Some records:
[START]

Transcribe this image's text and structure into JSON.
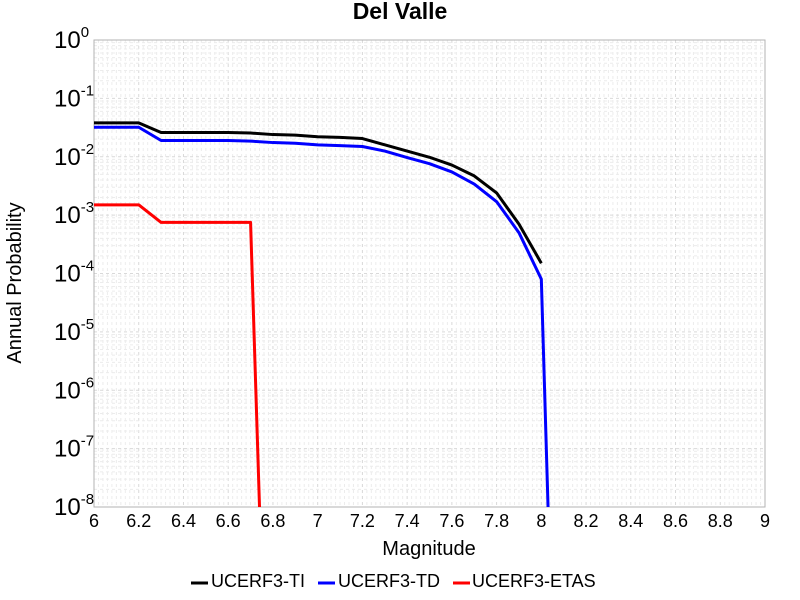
{
  "chart_data": {
    "type": "line",
    "title": "Del Valle",
    "xlabel": "Magnitude",
    "ylabel": "Annual Probability",
    "xlim": [
      6,
      9
    ],
    "ylim": [
      1e-08,
      1
    ],
    "yscale": "log",
    "grid": true,
    "legend_position": "bottom",
    "x_ticks": [
      "6",
      "6.2",
      "6.4",
      "6.6",
      "6.8",
      "7",
      "7.2",
      "7.4",
      "7.6",
      "7.8",
      "8",
      "8.2",
      "8.4",
      "8.6",
      "8.8",
      "9"
    ],
    "y_ticks": [
      {
        "base": "10",
        "exp": "0"
      },
      {
        "base": "10",
        "exp": "-1"
      },
      {
        "base": "10",
        "exp": "-2"
      },
      {
        "base": "10",
        "exp": "-3"
      },
      {
        "base": "10",
        "exp": "-4"
      },
      {
        "base": "10",
        "exp": "-5"
      },
      {
        "base": "10",
        "exp": "-6"
      },
      {
        "base": "10",
        "exp": "-7"
      },
      {
        "base": "10",
        "exp": "-8"
      }
    ],
    "series": [
      {
        "name": "UCERF3-TI",
        "color": "#000000",
        "x": [
          6.0,
          6.2,
          6.3,
          6.4,
          6.5,
          6.6,
          6.7,
          6.8,
          6.9,
          7.0,
          7.1,
          7.2,
          7.3,
          7.4,
          7.5,
          7.6,
          7.7,
          7.8,
          7.9,
          8.0
        ],
        "y": [
          0.038,
          0.038,
          0.026,
          0.026,
          0.026,
          0.026,
          0.0255,
          0.024,
          0.0235,
          0.022,
          0.0215,
          0.0205,
          0.016,
          0.0125,
          0.0098,
          0.0072,
          0.0047,
          0.0024,
          0.0007,
          0.00015
        ]
      },
      {
        "name": "UCERF3-TD",
        "color": "#0000ff",
        "x": [
          6.0,
          6.2,
          6.3,
          6.4,
          6.5,
          6.6,
          6.7,
          6.8,
          6.9,
          7.0,
          7.1,
          7.2,
          7.3,
          7.4,
          7.5,
          7.6,
          7.7,
          7.8,
          7.9,
          8.0,
          8.03
        ],
        "y": [
          0.032,
          0.032,
          0.019,
          0.019,
          0.019,
          0.019,
          0.0185,
          0.0175,
          0.017,
          0.016,
          0.0155,
          0.015,
          0.0125,
          0.0097,
          0.0076,
          0.0055,
          0.0034,
          0.0017,
          0.0005,
          8e-05,
          1e-08
        ]
      },
      {
        "name": "UCERF3-ETAS",
        "color": "#ff0000",
        "x": [
          6.0,
          6.2,
          6.3,
          6.7,
          6.74
        ],
        "y": [
          0.0015,
          0.0015,
          0.00075,
          0.00075,
          1e-08
        ]
      }
    ]
  }
}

[END]

Written task
Filter the records above for "name" and copy every matching line.

Result for this task
        "name": "UCERF3-TI",
        "name": "UCERF3-TD",
        "name": "UCERF3-ETAS",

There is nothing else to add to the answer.